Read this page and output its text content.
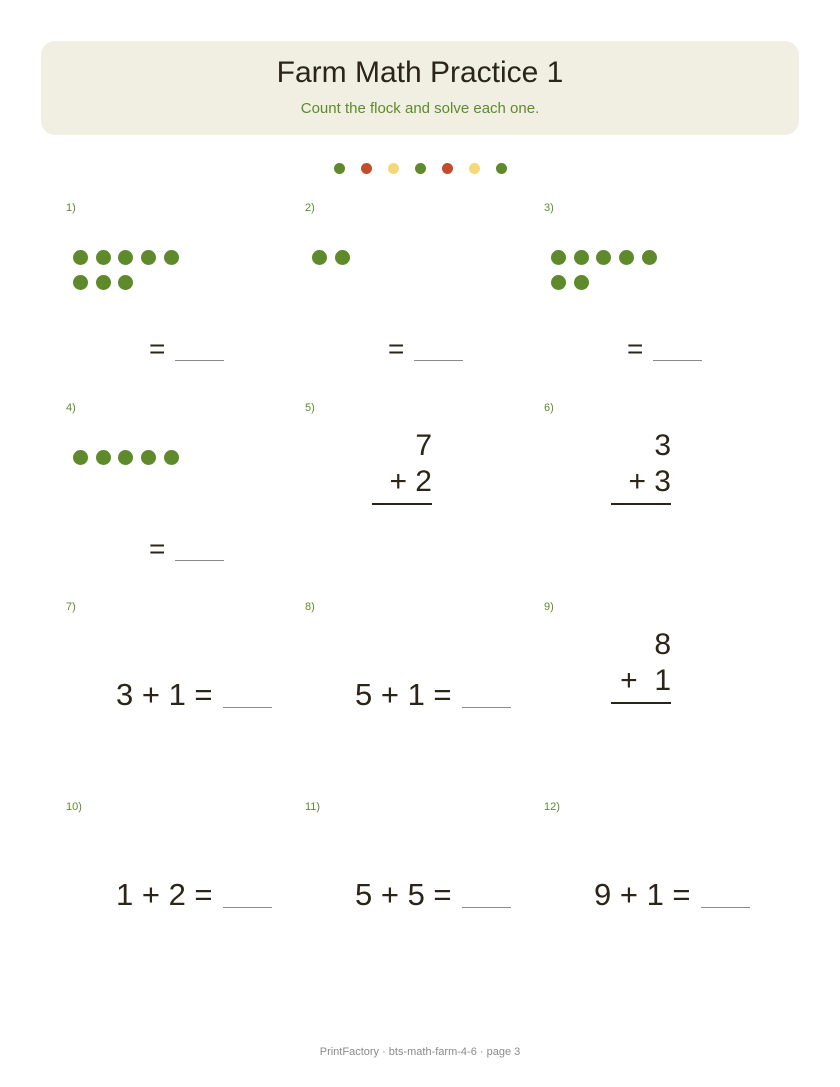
Farm Math Practice 1
Count the flock and solve each one.
1)
=
2)
=
3)
=
4)
=
5)
7
+ 2
6)
3
+ 3
7)
3 + 1 =
8)
5 + 1 =
9)
8
+  1
10)
1 + 2 =
11)
5 + 5 =
12)
9 + 1 =
PrintFactory · bts-math-farm-4-6 · page 3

WORK INSTRUCTIONS - A faithful copy of the records above is needed, with the pictures left out.

ANSWER IN FULL -
Read this page and output its text content.
Farm Math Practice 1
Count the flock and solve each one.
1)
=
2)
=
3)
=
4)
=
5)
7
+ 2
6)
3
+ 3
7)
3 + 1 =
8)
5 + 1 =
9)
8
+  1
10)
1 + 2 =
11)
5 + 5 =
12)
9 + 1 =
PrintFactory · bts-math-farm-4-6 · page 3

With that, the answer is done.